Using the data beneath, show every line that includes the word "title".

────────────────

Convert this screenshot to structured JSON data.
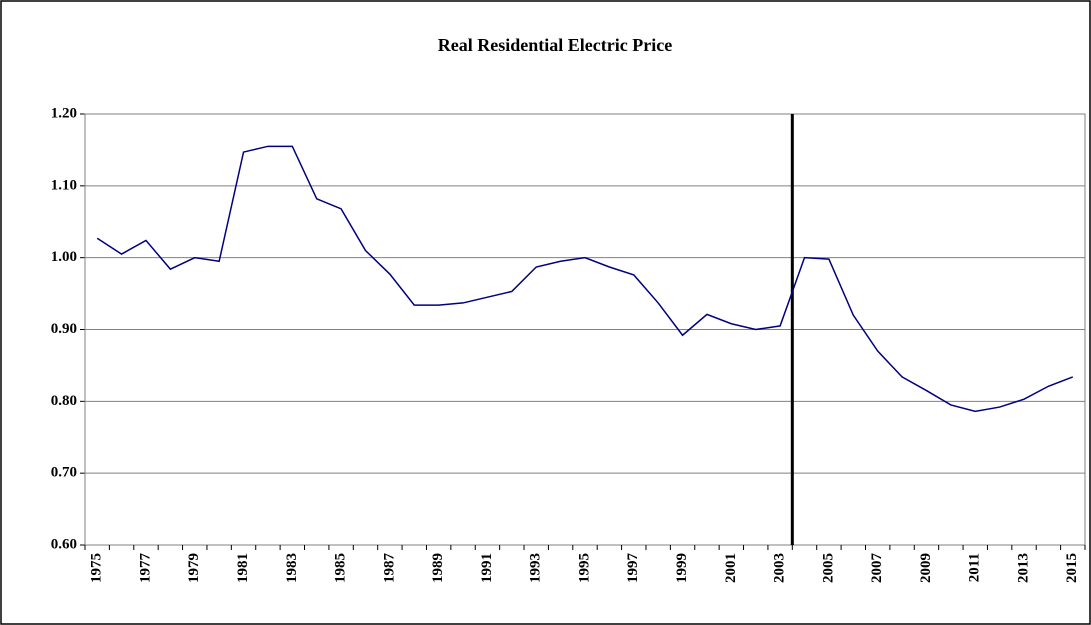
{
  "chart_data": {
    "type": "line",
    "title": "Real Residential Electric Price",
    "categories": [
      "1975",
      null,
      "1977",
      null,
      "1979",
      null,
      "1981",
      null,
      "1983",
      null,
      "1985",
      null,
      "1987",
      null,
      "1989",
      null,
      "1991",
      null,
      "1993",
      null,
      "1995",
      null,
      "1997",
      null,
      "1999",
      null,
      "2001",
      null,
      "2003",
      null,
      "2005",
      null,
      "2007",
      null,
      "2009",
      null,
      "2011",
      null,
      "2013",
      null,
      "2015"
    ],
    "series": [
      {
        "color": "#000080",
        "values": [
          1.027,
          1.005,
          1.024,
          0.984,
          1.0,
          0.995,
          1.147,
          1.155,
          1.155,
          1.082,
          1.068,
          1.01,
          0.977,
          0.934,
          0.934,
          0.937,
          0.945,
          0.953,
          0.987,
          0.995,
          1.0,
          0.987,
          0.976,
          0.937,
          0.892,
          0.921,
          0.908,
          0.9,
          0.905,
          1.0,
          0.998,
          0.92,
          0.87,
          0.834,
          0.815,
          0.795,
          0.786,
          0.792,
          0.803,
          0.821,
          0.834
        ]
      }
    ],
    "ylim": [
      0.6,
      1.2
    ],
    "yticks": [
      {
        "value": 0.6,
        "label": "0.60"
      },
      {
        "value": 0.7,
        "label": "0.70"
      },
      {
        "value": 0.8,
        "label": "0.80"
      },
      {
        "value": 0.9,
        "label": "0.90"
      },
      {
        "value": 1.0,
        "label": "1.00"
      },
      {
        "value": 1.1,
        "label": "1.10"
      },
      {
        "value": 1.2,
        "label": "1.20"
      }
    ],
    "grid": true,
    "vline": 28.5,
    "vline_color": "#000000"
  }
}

────────────────

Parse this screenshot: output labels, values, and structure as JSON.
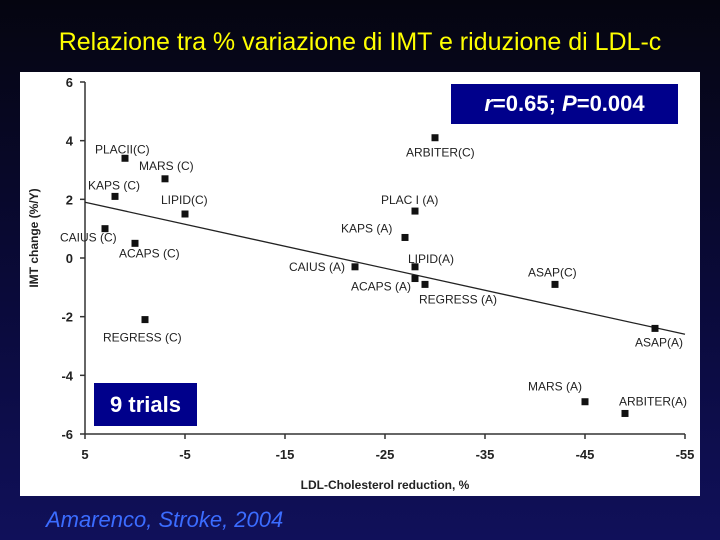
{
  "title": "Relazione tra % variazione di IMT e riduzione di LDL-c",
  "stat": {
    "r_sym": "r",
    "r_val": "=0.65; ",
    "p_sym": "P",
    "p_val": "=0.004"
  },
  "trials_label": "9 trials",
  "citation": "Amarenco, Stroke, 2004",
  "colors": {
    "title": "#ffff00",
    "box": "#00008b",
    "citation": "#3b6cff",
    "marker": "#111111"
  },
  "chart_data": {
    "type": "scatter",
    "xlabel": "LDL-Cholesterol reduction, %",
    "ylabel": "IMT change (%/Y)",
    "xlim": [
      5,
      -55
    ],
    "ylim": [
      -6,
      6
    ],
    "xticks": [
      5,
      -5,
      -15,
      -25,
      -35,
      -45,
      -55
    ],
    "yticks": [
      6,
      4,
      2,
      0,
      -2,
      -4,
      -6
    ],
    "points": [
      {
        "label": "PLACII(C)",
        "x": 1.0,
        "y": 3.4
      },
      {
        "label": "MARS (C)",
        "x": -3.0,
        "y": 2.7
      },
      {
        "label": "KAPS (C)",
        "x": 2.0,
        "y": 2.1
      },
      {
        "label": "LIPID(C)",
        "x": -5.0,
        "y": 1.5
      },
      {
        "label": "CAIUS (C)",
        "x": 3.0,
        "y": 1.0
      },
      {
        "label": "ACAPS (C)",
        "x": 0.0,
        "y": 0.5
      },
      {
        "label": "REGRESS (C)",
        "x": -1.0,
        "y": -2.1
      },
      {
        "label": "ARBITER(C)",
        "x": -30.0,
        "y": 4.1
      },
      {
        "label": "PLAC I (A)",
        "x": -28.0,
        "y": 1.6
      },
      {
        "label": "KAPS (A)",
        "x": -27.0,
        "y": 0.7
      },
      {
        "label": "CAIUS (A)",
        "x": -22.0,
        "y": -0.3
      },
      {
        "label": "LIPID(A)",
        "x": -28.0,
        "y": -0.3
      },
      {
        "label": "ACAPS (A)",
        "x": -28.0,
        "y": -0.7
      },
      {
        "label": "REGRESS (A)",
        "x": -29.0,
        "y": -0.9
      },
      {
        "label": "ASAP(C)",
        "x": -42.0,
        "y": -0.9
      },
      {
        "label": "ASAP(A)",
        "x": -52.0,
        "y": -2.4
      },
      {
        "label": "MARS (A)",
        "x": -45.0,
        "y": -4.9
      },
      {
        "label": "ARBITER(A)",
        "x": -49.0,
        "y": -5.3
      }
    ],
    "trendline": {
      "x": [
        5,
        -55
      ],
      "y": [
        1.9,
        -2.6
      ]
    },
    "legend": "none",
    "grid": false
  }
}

────────────────

▶ RESPONSE BELOW:
    "title": "Real Residential Electric Price",
  "title": "Relazione tra % variazione di IMT e riduzione di LDL-c",
    "title": "#ffff00",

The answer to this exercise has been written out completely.